Data records:
==*==
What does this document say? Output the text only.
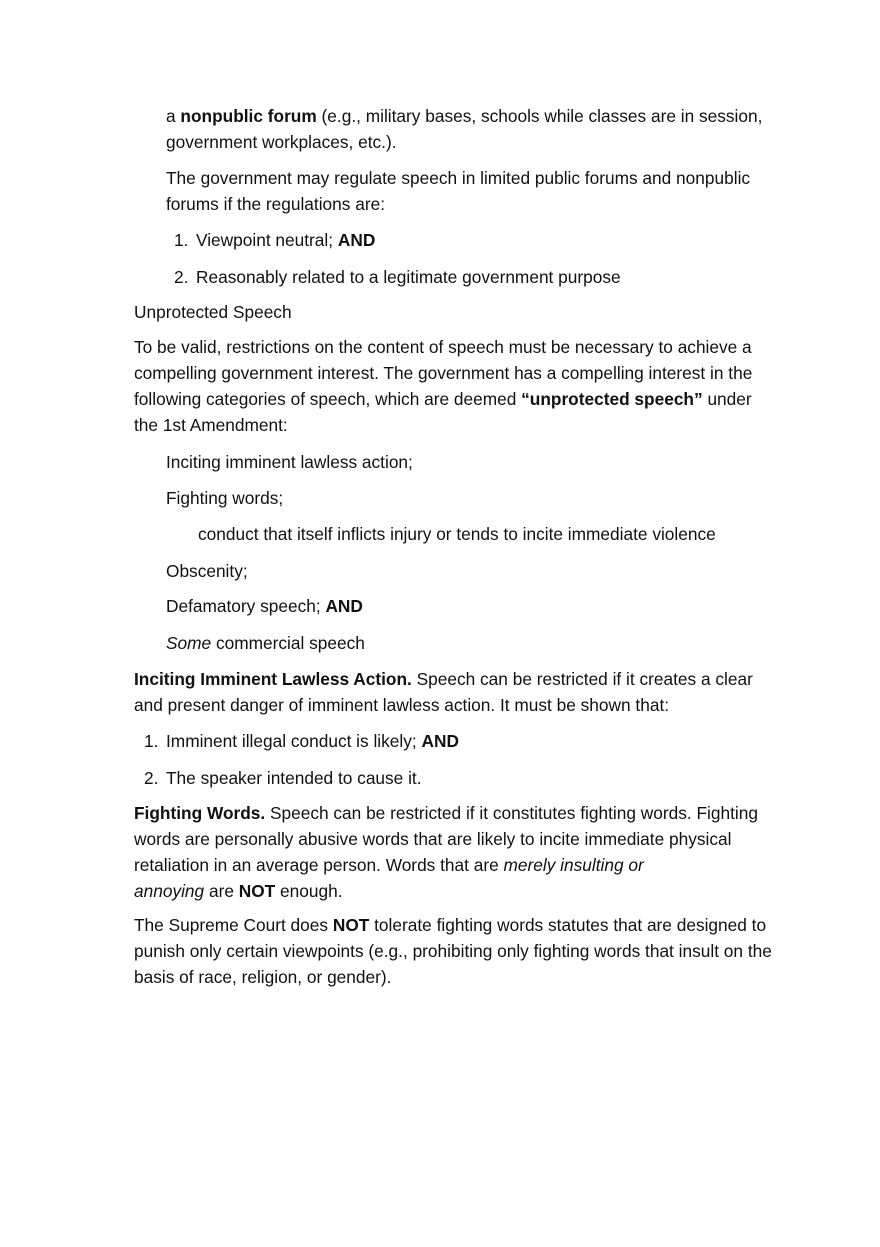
a nonpublic forum (e.g., military bases, schools while classes are in session,

government workplaces, etc.).

The government may regulate speech in limited public forums and nonpublic

forums if the regulations are:

1. Viewpoint neutral; AND

2. Reasonably related to a legitimate government purpose

Unprotected Speech

To be valid, restrictions on the content of speech must be necessary to achieve a

compelling government interest. The government has a compelling interest in the

following categories of speech, which are deemed “unprotected speech” under

the 1st Amendment:

Inciting imminent lawless action;

Fighting words;

conduct that itself inflicts injury or tends to incite immediate violence

Obscenity;

Defamatory speech; AND

Some commercial speech

Inciting Imminent Lawless Action. Speech can be restricted if it creates a clear

and present danger of imminent lawless action. It must be shown that:

1. Imminent illegal conduct is likely; AND

2. The speaker intended to cause it.

Fighting Words. Speech can be restricted if it constitutes fighting words. Fighting

words are personally abusive words that are likely to incite immediate physical

retaliation in an average person. Words that are merely insulting or

annoying are NOT enough.

The Supreme Court does NOT tolerate fighting words statutes that are designed to

punish only certain viewpoints (e.g., prohibiting only fighting words that insult on the

basis of race, religion, or gender).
==*==
• [TASK GOAL] Transcribe every entry above exactly. Omit all pictures.

• [RESULT]
What does this document say? Output the text only.
a nonpublic forum (e.g., military bases, schools while classes are in session,

government workplaces, etc.).

The government may regulate speech in limited public forums and nonpublic

forums if the regulations are:

1. Viewpoint neutral; AND

2. Reasonably related to a legitimate government purpose

Unprotected Speech

To be valid, restrictions on the content of speech must be necessary to achieve a

compelling government interest. The government has a compelling interest in the

following categories of speech, which are deemed “unprotected speech” under

the 1st Amendment:

Inciting imminent lawless action;

Fighting words;

conduct that itself inflicts injury or tends to incite immediate violence

Obscenity;

Defamatory speech; AND

Some commercial speech

Inciting Imminent Lawless Action. Speech can be restricted if it creates a clear

and present danger of imminent lawless action. It must be shown that:

1. Imminent illegal conduct is likely; AND

2. The speaker intended to cause it.

Fighting Words. Speech can be restricted if it constitutes fighting words. Fighting

words are personally abusive words that are likely to incite immediate physical

retaliation in an average person. Words that are merely insulting or

annoying are NOT enough.

The Supreme Court does NOT tolerate fighting words statutes that are designed to

punish only certain viewpoints (e.g., prohibiting only fighting words that insult on the

basis of race, religion, or gender).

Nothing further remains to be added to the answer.